* _Directive_
In the data below, find every line with the string "Actividades" and pull it out.

-- START Raw data --

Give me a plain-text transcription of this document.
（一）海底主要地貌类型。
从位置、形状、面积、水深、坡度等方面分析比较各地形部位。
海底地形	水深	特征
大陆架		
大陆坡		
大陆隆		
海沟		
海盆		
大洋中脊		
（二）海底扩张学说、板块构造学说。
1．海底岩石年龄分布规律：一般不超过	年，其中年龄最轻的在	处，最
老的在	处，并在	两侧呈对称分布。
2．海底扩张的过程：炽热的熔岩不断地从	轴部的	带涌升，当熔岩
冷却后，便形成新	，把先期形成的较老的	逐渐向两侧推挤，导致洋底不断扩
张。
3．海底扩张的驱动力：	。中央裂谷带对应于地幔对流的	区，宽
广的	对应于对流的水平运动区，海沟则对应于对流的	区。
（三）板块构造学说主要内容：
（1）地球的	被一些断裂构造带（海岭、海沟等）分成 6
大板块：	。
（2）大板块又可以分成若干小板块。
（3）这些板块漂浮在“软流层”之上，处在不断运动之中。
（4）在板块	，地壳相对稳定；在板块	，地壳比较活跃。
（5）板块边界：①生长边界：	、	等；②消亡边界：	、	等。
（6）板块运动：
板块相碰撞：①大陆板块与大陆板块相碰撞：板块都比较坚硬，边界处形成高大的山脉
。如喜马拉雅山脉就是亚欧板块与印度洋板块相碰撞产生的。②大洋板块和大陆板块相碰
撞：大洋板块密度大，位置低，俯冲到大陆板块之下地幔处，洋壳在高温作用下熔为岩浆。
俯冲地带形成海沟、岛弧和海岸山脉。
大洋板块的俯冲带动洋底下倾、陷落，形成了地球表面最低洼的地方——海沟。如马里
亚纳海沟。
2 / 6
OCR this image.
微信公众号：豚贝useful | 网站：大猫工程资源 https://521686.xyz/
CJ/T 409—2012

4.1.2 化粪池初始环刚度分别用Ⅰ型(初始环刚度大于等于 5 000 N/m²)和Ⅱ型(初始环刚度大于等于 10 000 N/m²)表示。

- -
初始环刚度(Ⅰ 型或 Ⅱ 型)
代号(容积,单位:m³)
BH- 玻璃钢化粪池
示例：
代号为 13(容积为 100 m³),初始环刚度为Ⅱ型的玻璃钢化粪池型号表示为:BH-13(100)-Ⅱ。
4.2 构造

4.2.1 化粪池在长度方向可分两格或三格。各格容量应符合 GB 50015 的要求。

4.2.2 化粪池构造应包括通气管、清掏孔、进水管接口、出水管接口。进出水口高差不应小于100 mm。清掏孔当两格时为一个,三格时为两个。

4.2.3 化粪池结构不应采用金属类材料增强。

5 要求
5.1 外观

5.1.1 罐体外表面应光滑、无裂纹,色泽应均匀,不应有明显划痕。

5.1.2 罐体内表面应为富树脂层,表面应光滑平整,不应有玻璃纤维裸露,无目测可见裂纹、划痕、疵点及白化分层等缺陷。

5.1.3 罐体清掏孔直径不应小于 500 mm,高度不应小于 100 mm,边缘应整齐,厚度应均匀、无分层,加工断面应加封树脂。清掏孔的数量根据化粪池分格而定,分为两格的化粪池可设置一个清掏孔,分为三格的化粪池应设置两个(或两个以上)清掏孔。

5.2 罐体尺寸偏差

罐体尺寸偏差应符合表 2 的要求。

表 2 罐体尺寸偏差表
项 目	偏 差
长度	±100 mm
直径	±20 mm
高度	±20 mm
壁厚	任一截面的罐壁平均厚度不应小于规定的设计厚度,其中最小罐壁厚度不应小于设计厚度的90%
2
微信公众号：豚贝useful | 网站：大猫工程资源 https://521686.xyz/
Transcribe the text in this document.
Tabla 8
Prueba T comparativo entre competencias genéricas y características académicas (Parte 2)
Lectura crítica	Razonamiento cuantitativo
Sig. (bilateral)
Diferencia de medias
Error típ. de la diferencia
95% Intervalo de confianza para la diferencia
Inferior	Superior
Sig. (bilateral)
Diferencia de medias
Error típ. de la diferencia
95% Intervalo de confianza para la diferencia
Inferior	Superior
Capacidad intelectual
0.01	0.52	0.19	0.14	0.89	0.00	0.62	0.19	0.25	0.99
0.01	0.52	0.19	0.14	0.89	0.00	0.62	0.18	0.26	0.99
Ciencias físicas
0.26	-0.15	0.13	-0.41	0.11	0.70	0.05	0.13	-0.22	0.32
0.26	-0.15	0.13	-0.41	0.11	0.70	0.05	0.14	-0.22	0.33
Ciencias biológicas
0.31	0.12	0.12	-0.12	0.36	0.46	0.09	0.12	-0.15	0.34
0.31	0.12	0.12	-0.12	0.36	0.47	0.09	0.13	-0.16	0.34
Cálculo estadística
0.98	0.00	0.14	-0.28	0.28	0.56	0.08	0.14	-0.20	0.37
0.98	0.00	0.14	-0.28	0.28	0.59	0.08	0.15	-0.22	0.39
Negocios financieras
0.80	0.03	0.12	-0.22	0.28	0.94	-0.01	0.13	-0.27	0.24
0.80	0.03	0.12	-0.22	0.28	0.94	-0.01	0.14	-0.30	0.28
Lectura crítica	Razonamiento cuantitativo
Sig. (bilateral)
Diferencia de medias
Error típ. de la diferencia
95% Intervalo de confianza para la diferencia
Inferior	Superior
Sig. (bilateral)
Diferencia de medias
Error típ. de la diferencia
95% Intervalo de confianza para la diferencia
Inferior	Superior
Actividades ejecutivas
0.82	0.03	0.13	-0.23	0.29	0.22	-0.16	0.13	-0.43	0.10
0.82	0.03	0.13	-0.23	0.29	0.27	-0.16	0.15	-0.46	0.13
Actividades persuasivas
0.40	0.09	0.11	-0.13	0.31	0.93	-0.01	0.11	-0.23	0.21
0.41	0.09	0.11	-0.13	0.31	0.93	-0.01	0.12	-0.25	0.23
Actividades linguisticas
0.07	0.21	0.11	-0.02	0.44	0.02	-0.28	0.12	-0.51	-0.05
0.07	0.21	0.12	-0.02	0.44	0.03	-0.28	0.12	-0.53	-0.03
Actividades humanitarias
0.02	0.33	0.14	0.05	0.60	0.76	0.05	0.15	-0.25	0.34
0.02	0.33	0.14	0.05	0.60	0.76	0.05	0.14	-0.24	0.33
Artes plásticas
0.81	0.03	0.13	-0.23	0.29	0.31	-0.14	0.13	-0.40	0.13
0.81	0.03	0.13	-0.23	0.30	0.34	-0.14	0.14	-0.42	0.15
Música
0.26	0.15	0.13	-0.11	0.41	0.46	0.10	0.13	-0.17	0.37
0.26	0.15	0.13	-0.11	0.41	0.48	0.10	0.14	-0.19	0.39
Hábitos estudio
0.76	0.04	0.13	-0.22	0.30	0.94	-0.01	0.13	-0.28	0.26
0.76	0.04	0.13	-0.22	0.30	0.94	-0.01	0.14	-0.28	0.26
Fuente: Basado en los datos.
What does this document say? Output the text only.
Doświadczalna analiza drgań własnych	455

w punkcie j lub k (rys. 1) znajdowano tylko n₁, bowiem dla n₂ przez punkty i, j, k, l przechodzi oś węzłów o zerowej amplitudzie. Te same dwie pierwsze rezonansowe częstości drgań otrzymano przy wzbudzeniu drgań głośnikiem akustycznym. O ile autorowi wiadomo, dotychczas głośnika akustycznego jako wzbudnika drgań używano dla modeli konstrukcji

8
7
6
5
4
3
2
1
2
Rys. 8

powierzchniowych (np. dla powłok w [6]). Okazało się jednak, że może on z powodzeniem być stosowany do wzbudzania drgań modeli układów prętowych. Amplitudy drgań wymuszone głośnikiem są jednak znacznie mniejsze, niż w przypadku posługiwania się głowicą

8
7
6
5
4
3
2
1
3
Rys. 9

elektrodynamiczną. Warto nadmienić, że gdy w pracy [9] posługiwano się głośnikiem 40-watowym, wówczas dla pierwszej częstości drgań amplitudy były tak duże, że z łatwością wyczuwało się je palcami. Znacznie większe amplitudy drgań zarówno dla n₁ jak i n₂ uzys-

-- END Raw data --

* _Response to this exercise_
Actividades ejecutivas
Actividades persuasivas
Actividades linguisticas
Actividades humanitarias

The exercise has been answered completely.